STATED GOAL: In the listing below, count the lines containing the string "tabla" and state only the number.

GIVEN ENTRIES:
+===+
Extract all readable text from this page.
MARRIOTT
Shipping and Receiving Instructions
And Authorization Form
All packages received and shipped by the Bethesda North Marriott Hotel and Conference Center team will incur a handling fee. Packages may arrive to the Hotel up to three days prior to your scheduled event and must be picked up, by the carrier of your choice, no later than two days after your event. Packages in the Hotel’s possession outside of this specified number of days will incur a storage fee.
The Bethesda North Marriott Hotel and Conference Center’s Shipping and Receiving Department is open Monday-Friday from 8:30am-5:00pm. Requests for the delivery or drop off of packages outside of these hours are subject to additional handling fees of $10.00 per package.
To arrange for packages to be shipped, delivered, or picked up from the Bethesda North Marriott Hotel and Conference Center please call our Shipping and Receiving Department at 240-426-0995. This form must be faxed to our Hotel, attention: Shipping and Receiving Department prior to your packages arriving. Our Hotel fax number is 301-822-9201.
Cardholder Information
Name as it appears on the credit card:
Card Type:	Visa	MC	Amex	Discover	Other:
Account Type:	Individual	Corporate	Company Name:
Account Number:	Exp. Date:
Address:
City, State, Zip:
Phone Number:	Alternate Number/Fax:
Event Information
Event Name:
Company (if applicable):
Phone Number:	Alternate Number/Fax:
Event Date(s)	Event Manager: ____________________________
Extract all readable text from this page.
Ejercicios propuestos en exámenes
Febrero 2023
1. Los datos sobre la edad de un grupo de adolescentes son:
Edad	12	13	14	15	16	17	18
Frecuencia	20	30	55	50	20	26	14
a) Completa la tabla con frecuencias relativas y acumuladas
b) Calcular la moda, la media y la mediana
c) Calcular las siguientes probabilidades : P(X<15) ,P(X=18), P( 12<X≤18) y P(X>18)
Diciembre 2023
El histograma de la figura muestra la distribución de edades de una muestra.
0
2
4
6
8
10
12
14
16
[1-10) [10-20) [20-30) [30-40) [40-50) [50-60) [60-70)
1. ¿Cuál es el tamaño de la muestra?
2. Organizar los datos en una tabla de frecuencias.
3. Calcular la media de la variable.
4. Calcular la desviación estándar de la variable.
+===+
RESPONSE TO THE EXERCISE: 2